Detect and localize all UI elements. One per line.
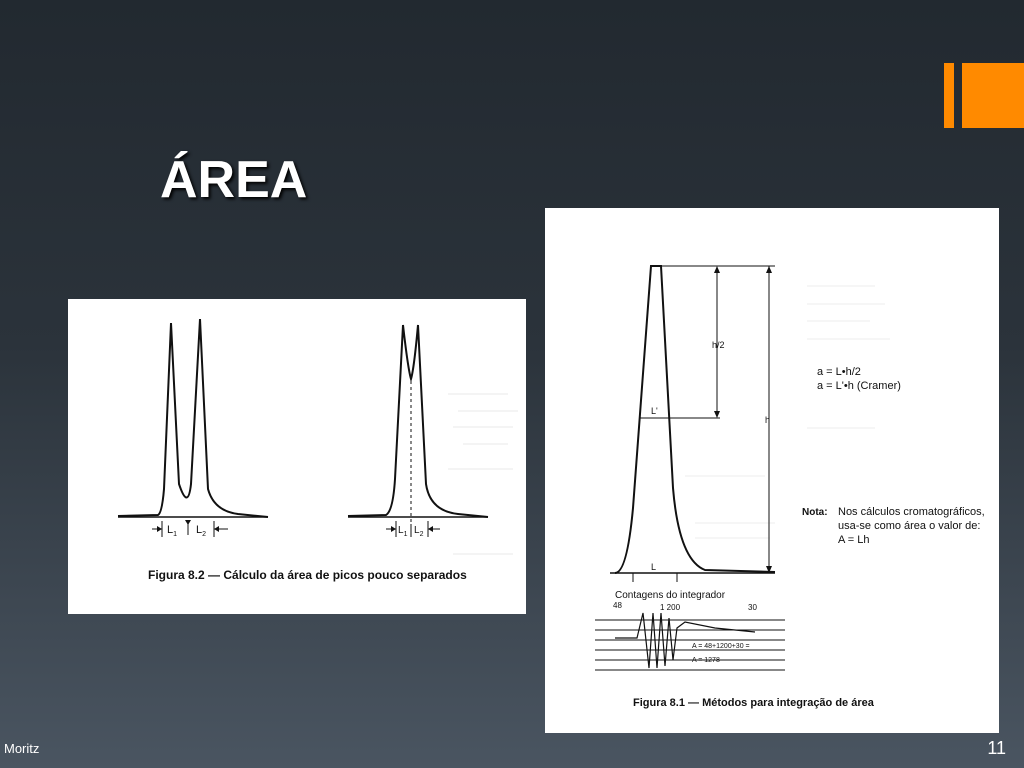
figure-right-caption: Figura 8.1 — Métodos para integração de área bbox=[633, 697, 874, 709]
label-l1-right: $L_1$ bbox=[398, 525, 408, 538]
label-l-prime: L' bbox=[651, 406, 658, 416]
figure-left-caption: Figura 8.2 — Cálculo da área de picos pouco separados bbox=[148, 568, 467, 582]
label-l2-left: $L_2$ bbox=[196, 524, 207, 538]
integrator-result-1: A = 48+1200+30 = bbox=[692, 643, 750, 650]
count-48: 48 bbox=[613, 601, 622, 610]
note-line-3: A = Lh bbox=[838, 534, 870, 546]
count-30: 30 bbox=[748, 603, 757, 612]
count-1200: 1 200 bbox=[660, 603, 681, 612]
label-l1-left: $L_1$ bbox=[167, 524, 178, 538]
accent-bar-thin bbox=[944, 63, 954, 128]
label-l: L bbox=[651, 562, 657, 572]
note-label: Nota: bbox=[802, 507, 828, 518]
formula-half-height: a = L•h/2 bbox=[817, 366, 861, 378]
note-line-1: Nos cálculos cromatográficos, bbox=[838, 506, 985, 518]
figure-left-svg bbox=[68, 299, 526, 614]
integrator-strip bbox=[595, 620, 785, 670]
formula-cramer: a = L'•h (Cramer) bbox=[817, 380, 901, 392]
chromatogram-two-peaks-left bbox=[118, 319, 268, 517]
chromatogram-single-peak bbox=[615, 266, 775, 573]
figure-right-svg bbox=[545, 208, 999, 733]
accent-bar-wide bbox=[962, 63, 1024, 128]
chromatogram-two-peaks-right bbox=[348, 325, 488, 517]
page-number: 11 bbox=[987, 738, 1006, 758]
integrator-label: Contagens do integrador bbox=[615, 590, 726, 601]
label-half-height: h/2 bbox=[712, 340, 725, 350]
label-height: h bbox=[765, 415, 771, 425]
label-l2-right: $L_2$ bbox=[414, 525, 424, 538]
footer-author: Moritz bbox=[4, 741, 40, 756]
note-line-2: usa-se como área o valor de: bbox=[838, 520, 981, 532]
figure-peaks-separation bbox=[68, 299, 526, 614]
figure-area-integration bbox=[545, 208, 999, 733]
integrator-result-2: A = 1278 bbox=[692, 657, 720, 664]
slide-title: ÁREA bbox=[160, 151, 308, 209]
==
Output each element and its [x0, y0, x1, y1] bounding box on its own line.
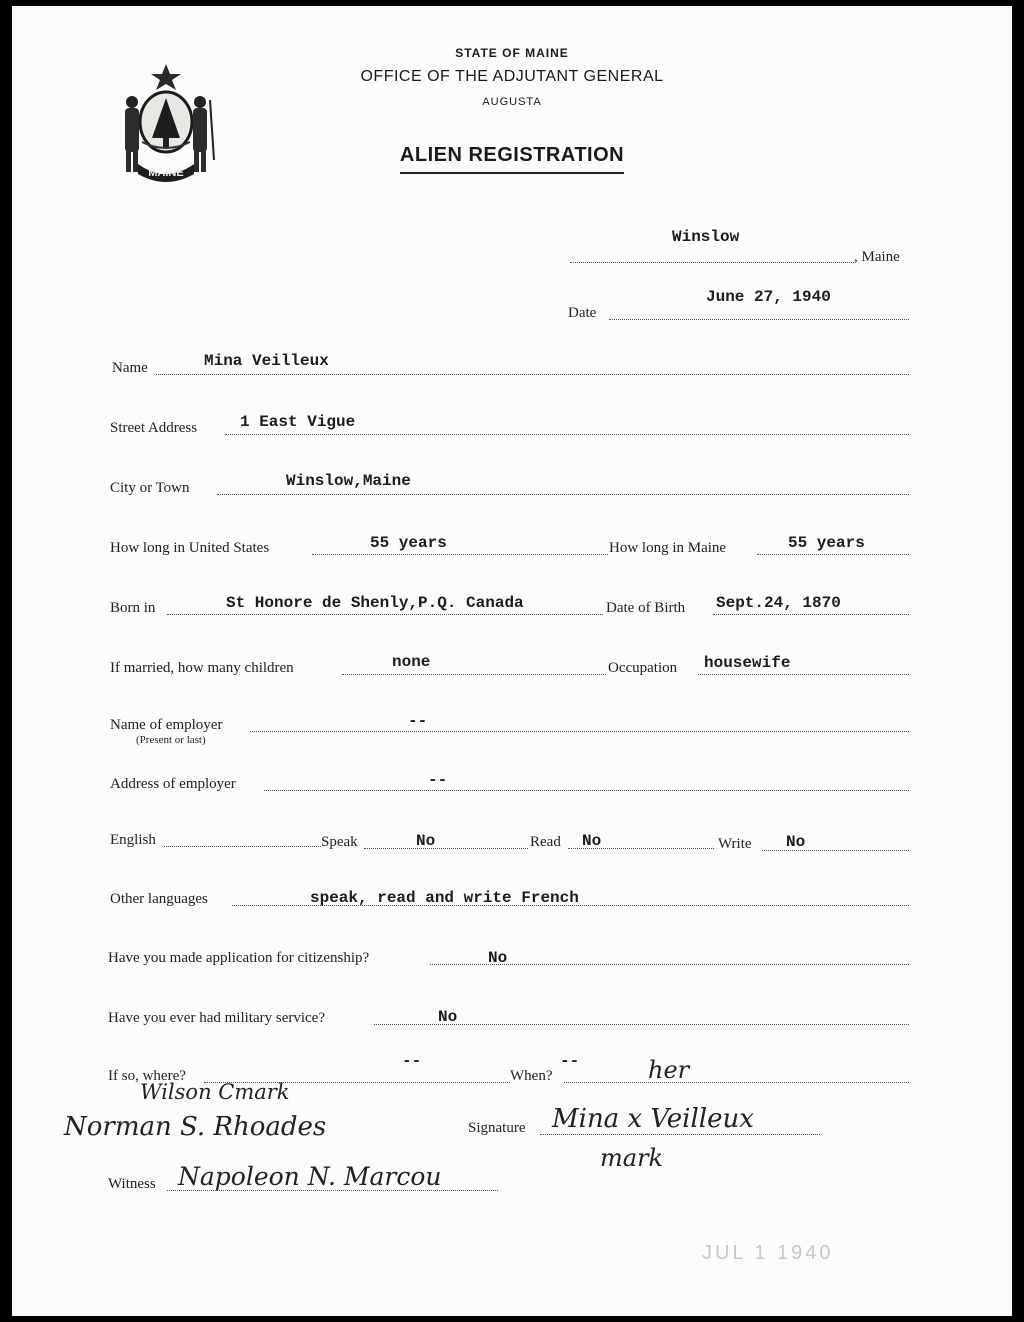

Stated problem → Copy out the lines starting at the one containing "Detect and localize" and ending at the one containing "slide-title: ÁREA bbox=[160, 151, 308, 209]", inclusive. Leave the pictures out.

Result for this exercise →
Detect and localize all UI elements. One per line.
figure-right-caption: Figura 8.1 — Métodos para integração de área bbox=[633, 697, 874, 709]
label-l1-right: $L_1$ bbox=[398, 525, 408, 538]
label-l-prime: L' bbox=[651, 406, 658, 416]
figure-left-caption: Figura 8.2 — Cálculo da área de picos pouco separados bbox=[148, 568, 467, 582]
label-l2-left: $L_2$ bbox=[196, 524, 207, 538]
integrator-result-1: A = 48+1200+30 = bbox=[692, 643, 750, 650]
count-48: 48 bbox=[613, 601, 622, 610]
note-line-3: A = Lh bbox=[838, 534, 870, 546]
count-30: 30 bbox=[748, 603, 757, 612]
count-1200: 1 200 bbox=[660, 603, 681, 612]
label-l1-left: $L_1$ bbox=[167, 524, 178, 538]
accent-bar-thin bbox=[944, 63, 954, 128]
label-l: L bbox=[651, 562, 657, 572]
note-label: Nota: bbox=[802, 507, 828, 518]
formula-half-height: a = L•h/2 bbox=[817, 366, 861, 378]
note-line-1: Nos cálculos cromatográficos, bbox=[838, 506, 985, 518]
figure-left-svg bbox=[68, 299, 526, 614]
integrator-strip bbox=[595, 620, 785, 670]
formula-cramer: a = L'•h (Cramer) bbox=[817, 380, 901, 392]
chromatogram-two-peaks-left bbox=[118, 319, 268, 517]
chromatogram-single-peak bbox=[615, 266, 775, 573]
figure-right-svg bbox=[545, 208, 999, 733]
accent-bar-wide bbox=[962, 63, 1024, 128]
chromatogram-two-peaks-right bbox=[348, 325, 488, 517]
page-number: 11 bbox=[987, 738, 1006, 758]
integrator-label: Contagens do integrador bbox=[615, 590, 726, 601]
label-half-height: h/2 bbox=[712, 340, 725, 350]
label-height: h bbox=[765, 415, 771, 425]
label-l2-right: $L_2$ bbox=[414, 525, 424, 538]
footer-author: Moritz bbox=[4, 741, 40, 756]
note-line-2: usa-se como área o valor de: bbox=[838, 520, 981, 532]
figure-peaks-separation bbox=[68, 299, 526, 614]
figure-area-integration bbox=[545, 208, 999, 733]
integrator-result-2: A = 1278 bbox=[692, 657, 720, 664]
slide-title: ÁREA bbox=[160, 151, 308, 209]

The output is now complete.